EXERCISE GOAL: Copy out the listing exactly.
[START OF ROWS]
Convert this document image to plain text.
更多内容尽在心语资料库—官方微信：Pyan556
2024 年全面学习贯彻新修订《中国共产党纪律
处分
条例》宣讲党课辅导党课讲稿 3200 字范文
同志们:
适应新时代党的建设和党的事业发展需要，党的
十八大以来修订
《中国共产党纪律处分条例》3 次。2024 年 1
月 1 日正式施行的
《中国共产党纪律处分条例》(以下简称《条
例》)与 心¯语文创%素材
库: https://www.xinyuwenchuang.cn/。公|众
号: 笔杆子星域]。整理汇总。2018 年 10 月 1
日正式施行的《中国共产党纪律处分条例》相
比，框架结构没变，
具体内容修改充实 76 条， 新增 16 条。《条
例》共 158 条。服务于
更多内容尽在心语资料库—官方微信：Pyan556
[END OF ROWS]
TASK SOLUTION:
Convert this document image to plain text.
更多内容尽在心语资料库—官方微信：Pyan556
2024 年全面学习贯彻新修订《中国共产党纪律
处分
条例》宣讲党课辅导党课讲稿 3200 字范文
同志们:
适应新时代党的建设和党的事业发展需要，党的
十八大以来修订
《中国共产党纪律处分条例》3 次。2024 年 1
月 1 日正式施行的
《中国共产党纪律处分条例》(以下简称《条
例》)与 心¯语文创%素材
库: https://www.xinyuwenchuang.cn/。公|众
号: 笔杆子星域]。整理汇总。2018 年 10 月 1
日正式施行的《中国共产党纪律处分条例》相
比，框架结构没变，
具体内容修改充实 76 条， 新增 16 条。《条
例》共 158 条。服务于
更多内容尽在心语资料库—官方微信：Pyan556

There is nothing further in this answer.